Lines before the one containing "Read this page and output its text content." are excluded; print that line and every line after it through the end of the material below, exactly.

══════════

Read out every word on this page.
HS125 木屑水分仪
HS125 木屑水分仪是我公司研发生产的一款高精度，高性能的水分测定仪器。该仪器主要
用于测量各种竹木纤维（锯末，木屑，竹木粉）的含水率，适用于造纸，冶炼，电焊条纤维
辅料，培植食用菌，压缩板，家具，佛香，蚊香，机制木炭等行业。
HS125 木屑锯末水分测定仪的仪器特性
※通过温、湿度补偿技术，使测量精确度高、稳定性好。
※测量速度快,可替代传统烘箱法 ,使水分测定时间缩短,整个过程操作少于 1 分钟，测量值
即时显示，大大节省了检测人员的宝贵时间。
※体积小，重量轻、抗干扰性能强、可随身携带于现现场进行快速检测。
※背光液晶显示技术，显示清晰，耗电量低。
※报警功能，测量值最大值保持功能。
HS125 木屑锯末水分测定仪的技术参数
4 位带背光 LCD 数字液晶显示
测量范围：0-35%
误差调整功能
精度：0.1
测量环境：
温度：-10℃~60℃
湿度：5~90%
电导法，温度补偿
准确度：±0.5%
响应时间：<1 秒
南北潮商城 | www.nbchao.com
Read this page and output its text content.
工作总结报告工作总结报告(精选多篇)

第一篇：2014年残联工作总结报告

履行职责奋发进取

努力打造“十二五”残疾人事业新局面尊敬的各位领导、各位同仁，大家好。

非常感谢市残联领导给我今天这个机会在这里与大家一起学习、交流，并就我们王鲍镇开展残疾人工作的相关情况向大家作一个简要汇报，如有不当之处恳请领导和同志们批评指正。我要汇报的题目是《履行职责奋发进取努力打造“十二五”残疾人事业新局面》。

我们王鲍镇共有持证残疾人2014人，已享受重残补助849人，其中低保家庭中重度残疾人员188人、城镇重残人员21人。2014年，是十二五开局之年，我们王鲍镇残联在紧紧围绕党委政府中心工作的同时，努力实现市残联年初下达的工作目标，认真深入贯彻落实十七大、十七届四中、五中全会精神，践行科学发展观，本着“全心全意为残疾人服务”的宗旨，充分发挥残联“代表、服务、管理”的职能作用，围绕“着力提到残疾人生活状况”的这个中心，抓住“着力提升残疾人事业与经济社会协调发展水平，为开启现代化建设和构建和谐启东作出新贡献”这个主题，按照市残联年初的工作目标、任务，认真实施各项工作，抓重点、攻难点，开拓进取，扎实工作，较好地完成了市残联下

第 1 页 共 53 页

══════════

WORKED SOLUTION
Read this page and output its text content.
工作总结报告工作总结报告(精选多篇)

第一篇：2014年残联工作总结报告

履行职责奋发进取

努力打造“十二五”残疾人事业新局面尊敬的各位领导、各位同仁，大家好。

非常感谢市残联领导给我今天这个机会在这里与大家一起学习、交流，并就我们王鲍镇开展残疾人工作的相关情况向大家作一个简要汇报，如有不当之处恳请领导和同志们批评指正。我要汇报的题目是《履行职责奋发进取努力打造“十二五”残疾人事业新局面》。

我们王鲍镇共有持证残疾人2014人，已享受重残补助849人，其中低保家庭中重度残疾人员188人、城镇重残人员21人。2014年，是十二五开局之年，我们王鲍镇残联在紧紧围绕党委政府中心工作的同时，努力实现市残联年初下达的工作目标，认真深入贯彻落实十七大、十七届四中、五中全会精神，践行科学发展观，本着“全心全意为残疾人服务”的宗旨，充分发挥残联“代表、服务、管理”的职能作用，围绕“着力提到残疾人生活状况”的这个中心，抓住“着力提升残疾人事业与经济社会协调发展水平，为开启现代化建设和构建和谐启东作出新贡献”这个主题，按照市残联年初的工作目标、任务，认真实施各项工作，抓重点、攻难点，开拓进取，扎实工作，较好地完成了市残联下

第 1 页 共 53 页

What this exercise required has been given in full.